● Exercise task: Type out the material below exactly.

Dataset entries:
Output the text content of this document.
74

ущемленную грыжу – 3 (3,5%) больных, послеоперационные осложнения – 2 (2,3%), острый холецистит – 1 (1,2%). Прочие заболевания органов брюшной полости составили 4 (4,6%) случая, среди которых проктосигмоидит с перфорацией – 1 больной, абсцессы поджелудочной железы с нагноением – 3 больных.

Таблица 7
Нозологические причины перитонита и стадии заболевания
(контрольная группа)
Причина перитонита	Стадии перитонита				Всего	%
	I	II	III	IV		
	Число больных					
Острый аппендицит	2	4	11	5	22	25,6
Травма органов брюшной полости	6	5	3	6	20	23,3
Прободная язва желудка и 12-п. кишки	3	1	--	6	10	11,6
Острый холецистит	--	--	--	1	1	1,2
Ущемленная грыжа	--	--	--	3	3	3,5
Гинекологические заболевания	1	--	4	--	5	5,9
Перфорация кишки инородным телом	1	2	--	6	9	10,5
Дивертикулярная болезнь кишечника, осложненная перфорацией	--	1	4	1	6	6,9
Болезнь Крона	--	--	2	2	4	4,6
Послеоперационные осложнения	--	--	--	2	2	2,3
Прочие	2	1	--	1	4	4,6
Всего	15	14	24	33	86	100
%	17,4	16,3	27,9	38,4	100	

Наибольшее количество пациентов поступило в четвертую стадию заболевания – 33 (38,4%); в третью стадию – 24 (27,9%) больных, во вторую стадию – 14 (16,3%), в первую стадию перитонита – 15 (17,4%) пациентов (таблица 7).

● Answer for this exercise:
Output the text content of this document.
74

ущемленную грыжу – 3 (3,5%) больных, послеоперационные осложнения – 2 (2,3%), острый холецистит – 1 (1,2%). Прочие заболевания органов брюшной полости составили 4 (4,6%) случая, среди которых проктосигмоидит с перфорацией – 1 больной, абсцессы поджелудочной железы с нагноением – 3 больных.

Таблица 7
Нозологические причины перитонита и стадии заболевания
(контрольная группа)
Причина перитонита	Стадии перитонита				Всего	%
	I	II	III	IV		
	Число больных					
Острый аппендицит	2	4	11	5	22	25,6
Травма органов брюшной полости	6	5	3	6	20	23,3
Прободная язва желудка и 12-п. кишки	3	1	--	6	10	11,6
Острый холецистит	--	--	--	1	1	1,2
Ущемленная грыжа	--	--	--	3	3	3,5
Гинекологические заболевания	1	--	4	--	5	5,9
Перфорация кишки инородным телом	1	2	--	6	9	10,5
Дивертикулярная болезнь кишечника, осложненная перфорацией	--	1	4	1	6	6,9
Болезнь Крона	--	--	2	2	4	4,6
Послеоперационные осложнения	--	--	--	2	2	2,3
Прочие	2	1	--	1	4	4,6
Всего	15	14	24	33	86	100
%	17,4	16,3	27,9	38,4	100	

Наибольшее количество пациентов поступило в четвертую стадию заболевания – 33 (38,4%); в третью стадию – 24 (27,9%) больных, во вторую стадию – 14 (16,3%), в первую стадию перитонита – 15 (17,4%) пациентов (таблица 7).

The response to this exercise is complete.